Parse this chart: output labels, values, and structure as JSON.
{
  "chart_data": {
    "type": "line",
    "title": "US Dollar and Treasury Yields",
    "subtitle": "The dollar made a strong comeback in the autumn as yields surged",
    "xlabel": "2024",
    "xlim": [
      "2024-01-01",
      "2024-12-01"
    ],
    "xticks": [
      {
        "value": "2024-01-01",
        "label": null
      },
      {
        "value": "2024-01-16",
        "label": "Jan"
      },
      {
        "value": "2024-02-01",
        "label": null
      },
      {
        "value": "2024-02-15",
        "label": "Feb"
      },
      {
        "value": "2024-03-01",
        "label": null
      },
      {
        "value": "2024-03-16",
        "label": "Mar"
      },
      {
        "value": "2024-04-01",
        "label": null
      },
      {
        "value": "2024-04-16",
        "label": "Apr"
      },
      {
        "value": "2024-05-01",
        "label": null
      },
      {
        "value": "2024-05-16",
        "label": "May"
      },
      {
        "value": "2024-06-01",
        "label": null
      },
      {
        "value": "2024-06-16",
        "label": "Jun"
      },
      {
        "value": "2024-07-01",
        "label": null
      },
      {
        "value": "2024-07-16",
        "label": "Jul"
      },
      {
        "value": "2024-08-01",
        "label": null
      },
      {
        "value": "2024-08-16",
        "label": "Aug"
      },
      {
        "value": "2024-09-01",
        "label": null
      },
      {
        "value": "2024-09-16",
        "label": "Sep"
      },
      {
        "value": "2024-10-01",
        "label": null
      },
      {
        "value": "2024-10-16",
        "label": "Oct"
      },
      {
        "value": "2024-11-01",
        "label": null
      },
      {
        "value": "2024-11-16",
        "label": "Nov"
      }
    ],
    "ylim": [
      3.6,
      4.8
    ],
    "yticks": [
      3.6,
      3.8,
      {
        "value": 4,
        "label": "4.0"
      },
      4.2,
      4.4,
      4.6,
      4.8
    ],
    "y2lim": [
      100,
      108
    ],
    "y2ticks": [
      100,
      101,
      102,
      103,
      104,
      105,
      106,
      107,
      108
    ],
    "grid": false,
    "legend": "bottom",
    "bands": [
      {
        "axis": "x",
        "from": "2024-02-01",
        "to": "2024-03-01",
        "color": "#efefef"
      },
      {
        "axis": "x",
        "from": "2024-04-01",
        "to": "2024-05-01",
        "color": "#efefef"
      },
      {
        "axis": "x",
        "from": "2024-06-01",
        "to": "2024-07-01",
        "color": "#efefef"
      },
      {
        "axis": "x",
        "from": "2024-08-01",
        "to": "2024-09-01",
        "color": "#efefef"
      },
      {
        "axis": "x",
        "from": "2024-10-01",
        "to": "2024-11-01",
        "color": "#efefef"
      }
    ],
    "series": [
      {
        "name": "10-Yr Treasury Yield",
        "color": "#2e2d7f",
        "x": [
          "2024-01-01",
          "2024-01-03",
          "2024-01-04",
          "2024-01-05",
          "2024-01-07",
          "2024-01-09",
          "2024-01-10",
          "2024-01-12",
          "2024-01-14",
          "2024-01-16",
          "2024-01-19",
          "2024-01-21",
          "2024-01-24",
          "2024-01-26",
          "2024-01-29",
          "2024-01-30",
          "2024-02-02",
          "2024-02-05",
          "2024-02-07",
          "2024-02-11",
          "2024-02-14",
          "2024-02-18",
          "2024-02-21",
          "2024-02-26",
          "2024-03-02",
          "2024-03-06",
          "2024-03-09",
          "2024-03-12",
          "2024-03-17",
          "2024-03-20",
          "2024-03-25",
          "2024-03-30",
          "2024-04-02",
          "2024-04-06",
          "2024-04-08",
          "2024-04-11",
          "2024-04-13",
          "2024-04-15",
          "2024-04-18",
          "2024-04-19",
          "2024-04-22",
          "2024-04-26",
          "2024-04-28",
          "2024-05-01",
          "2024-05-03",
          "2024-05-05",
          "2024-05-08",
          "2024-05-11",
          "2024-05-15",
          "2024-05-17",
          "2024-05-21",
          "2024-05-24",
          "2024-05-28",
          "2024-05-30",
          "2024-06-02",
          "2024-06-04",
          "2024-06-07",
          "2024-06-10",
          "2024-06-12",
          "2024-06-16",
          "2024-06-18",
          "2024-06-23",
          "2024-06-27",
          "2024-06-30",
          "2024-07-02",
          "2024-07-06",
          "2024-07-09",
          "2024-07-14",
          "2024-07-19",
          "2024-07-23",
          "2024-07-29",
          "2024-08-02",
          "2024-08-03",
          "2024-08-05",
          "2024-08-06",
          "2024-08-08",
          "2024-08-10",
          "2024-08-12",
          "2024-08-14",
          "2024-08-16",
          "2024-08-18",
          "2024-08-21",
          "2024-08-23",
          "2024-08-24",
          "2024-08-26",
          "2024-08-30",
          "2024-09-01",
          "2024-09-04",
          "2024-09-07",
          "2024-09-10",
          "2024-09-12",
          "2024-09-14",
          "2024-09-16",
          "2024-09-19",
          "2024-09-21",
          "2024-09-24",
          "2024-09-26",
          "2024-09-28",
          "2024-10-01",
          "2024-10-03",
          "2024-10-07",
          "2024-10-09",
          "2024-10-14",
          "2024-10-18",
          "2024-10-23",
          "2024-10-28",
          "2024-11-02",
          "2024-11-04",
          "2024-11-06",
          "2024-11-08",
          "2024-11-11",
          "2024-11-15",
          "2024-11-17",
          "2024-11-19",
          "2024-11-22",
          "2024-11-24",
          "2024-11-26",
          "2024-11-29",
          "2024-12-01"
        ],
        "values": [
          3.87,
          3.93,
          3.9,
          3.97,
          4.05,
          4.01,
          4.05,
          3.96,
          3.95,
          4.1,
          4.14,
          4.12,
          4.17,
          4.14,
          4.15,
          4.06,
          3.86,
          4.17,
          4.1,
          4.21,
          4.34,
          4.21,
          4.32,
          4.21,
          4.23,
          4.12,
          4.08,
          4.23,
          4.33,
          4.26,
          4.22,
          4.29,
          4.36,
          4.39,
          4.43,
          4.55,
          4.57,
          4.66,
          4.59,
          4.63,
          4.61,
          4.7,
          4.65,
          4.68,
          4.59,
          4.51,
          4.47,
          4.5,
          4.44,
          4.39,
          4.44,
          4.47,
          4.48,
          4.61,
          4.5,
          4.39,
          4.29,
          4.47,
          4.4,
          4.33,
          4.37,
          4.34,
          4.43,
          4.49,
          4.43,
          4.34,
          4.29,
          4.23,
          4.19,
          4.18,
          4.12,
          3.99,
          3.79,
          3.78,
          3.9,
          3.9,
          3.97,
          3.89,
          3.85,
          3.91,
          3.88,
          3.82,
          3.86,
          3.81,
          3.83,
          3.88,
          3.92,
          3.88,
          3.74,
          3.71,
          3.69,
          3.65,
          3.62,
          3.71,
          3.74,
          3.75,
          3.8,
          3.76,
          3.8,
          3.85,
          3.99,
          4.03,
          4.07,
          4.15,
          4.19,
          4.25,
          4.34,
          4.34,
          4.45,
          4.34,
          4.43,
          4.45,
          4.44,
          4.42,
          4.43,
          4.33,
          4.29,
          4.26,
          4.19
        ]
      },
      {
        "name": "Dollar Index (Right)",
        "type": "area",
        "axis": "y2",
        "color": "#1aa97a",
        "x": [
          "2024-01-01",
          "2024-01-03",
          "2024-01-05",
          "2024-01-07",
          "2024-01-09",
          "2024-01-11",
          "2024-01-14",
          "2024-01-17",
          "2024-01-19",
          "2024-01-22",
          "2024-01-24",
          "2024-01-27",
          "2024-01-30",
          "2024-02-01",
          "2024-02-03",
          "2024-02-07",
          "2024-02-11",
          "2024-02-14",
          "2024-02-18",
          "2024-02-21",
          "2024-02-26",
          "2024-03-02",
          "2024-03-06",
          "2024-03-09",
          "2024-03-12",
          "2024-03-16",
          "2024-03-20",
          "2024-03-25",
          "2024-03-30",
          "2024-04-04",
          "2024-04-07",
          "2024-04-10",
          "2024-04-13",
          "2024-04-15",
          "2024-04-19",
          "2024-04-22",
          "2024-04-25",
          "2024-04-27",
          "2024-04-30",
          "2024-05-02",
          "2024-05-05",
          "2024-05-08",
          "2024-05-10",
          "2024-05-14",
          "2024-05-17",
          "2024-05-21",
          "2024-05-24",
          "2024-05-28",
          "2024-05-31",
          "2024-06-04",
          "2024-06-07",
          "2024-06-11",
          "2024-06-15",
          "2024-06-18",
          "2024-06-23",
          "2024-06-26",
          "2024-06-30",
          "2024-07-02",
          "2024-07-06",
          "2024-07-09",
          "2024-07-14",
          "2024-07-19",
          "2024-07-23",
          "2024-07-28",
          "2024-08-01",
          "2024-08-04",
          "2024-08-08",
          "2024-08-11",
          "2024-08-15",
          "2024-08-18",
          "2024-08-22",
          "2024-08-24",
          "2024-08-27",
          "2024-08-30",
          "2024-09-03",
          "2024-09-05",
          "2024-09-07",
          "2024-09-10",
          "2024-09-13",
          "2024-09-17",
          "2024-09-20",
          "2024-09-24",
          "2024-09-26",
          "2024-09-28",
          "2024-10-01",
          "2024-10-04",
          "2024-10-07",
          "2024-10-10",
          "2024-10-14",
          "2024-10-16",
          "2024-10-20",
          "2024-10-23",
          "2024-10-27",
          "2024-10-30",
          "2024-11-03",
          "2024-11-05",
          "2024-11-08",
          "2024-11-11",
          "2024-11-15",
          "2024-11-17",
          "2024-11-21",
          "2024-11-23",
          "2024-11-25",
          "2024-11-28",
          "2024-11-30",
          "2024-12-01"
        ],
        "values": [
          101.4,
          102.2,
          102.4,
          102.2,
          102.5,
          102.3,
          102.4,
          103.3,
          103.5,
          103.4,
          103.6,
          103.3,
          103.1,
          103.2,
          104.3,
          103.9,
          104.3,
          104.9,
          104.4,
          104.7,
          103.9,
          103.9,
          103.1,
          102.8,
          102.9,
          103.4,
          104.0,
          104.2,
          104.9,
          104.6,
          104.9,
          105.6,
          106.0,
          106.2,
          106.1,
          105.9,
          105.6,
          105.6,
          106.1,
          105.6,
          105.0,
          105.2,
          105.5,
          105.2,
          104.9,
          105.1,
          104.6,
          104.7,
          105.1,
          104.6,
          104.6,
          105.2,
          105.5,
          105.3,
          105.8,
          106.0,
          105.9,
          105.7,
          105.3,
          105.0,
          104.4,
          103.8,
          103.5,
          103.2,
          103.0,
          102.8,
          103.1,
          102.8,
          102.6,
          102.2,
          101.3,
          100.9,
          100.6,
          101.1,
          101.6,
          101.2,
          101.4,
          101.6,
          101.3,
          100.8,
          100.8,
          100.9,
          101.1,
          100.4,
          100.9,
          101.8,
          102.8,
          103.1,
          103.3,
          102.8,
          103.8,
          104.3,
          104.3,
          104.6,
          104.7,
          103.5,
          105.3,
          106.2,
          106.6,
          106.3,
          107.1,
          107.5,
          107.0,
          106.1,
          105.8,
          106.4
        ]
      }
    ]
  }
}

The problem: Filter the records above for lines containing the word "Treasury", and copy those lines.

Finished exercise:
    "title": "US Dollar and Treasury Yields",
        "name": "10-Yr Treasury Yield",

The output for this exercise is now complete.